**Supplied text:**
(begin)

Bedrooms are very private spaces, where we are allowed to feel all our emotions in their completeness. We sleep there, we dream there, but we cry, think, and laugh there too. University has been daunting and breathtaking to experience all at the same time, and if my bedroom was a person it has been the one that has comforted me most. There is sadness and despair, that is undeniable, but they are sutured in such close proximity to happiness and love that the fluidity that exists between each individual emotion amalgamates them. This is why I had one protagonist situated in one room – to represent the ever-changing nature of how we feel. ‘Love is a Lamp-Lit Room’ is, if anything, a self-portrait of how I navigate this turbulence. 

There exists a certain shard of despair in needing to get up and go to work at 5am five times a week, as I do. I fumble in the dimness, struggling to tie the laces of my shoes.

After eight hours of shifts on top of four hours of class, sometimes I am rendered exhausted, emotionally drained. All I want to do is curl up and bask in silence.

(end)

**Data excerpt:**

(begin)

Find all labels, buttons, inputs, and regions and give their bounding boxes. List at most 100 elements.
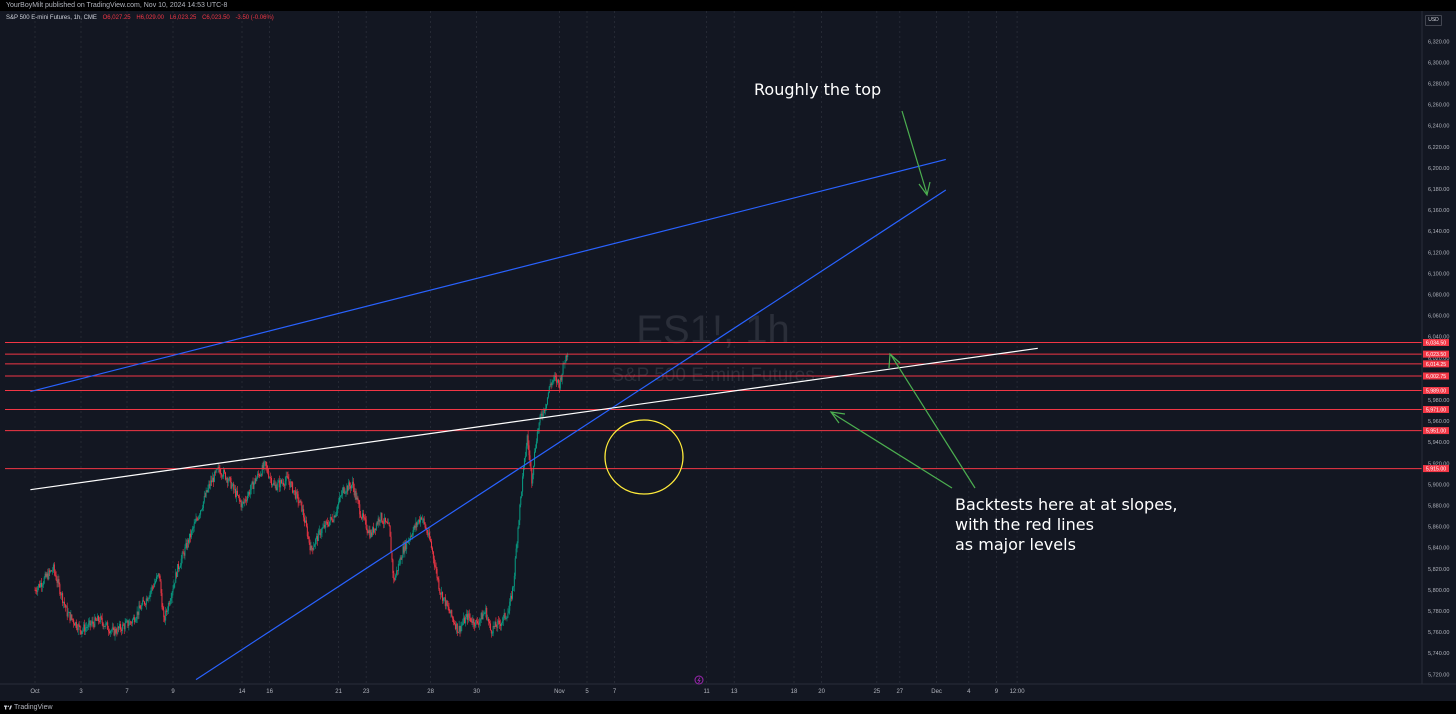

(end)

According to the bedroom passage, how many times a week does the writer get up at 5am to go to work? The lines were taken from a different source than the bedroom passage.

Five times a week.